==== Exercise data ====
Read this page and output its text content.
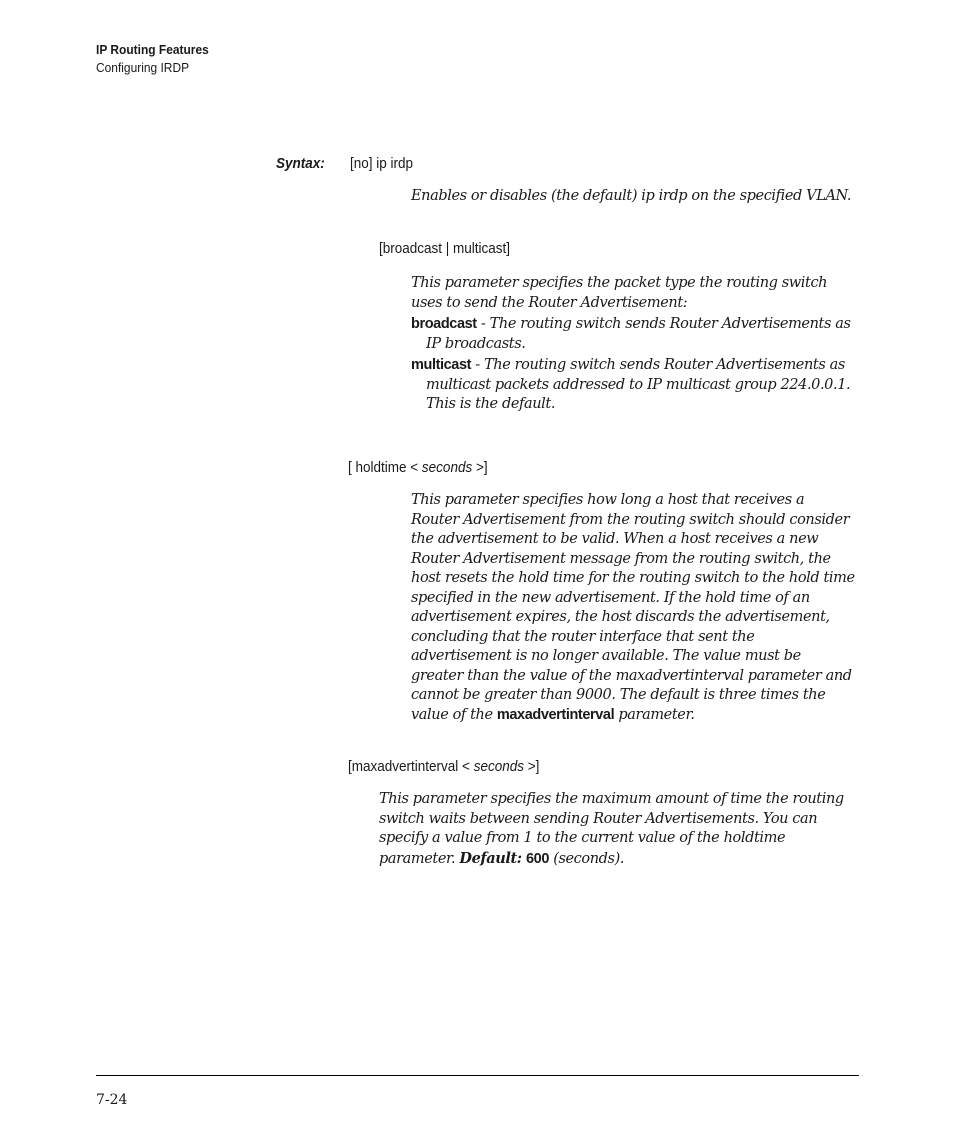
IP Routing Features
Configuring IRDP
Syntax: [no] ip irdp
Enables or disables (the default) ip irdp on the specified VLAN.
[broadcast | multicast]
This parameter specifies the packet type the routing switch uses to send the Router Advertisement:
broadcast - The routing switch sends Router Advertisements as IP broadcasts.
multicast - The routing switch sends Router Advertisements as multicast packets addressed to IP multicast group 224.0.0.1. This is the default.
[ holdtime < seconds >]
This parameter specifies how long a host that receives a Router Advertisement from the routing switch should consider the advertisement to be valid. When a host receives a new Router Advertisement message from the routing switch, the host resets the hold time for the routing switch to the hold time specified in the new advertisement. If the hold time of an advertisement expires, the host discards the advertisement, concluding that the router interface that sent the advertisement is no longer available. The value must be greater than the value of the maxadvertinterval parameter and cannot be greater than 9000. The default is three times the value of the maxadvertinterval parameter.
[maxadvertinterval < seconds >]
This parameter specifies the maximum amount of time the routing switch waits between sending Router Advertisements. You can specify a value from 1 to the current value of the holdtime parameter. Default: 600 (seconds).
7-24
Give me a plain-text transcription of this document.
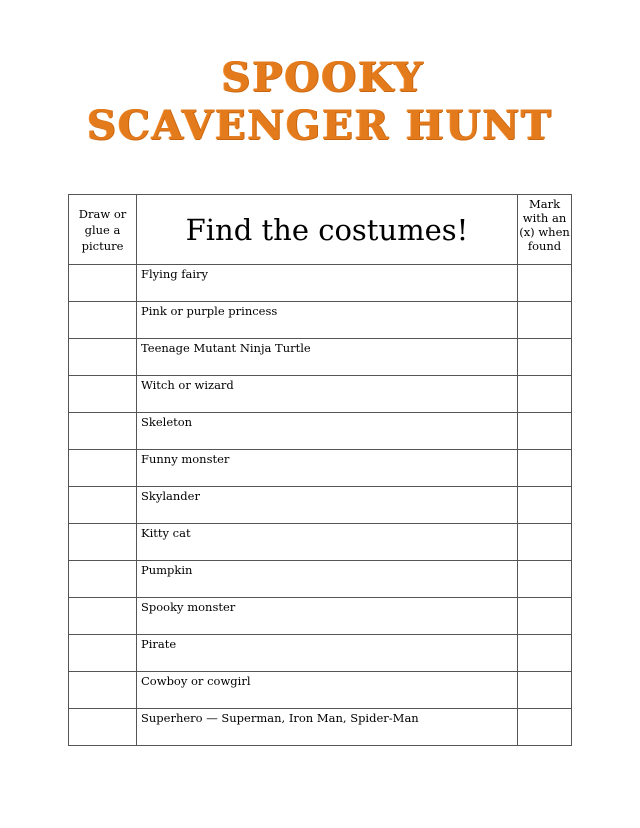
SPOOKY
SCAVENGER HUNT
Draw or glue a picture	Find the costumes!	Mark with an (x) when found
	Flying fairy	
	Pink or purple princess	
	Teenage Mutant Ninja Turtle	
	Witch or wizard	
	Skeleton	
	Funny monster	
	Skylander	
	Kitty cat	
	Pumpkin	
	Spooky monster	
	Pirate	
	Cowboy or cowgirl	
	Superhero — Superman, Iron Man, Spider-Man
====
• Stated task
Exactly the lines from the one with "Give me a plain-text" through the end of the listing above are to be repeated, with no pictures.

• Exercise result
Give me a plain-text transcription of this document.
SPOOKY
SCAVENGER HUNT
Draw or glue a picture	Find the costumes!	Mark with an (x) when found
	Flying fairy	
	Pink or purple princess	
	Teenage Mutant Ninja Turtle	
	Witch or wizard	
	Skeleton	
	Funny monster	
	Skylander	
	Kitty cat	
	Pumpkin	
	Spooky monster	
	Pirate	
	Cowboy or cowgirl	
	Superhero — Superman, Iron Man, Spider-Man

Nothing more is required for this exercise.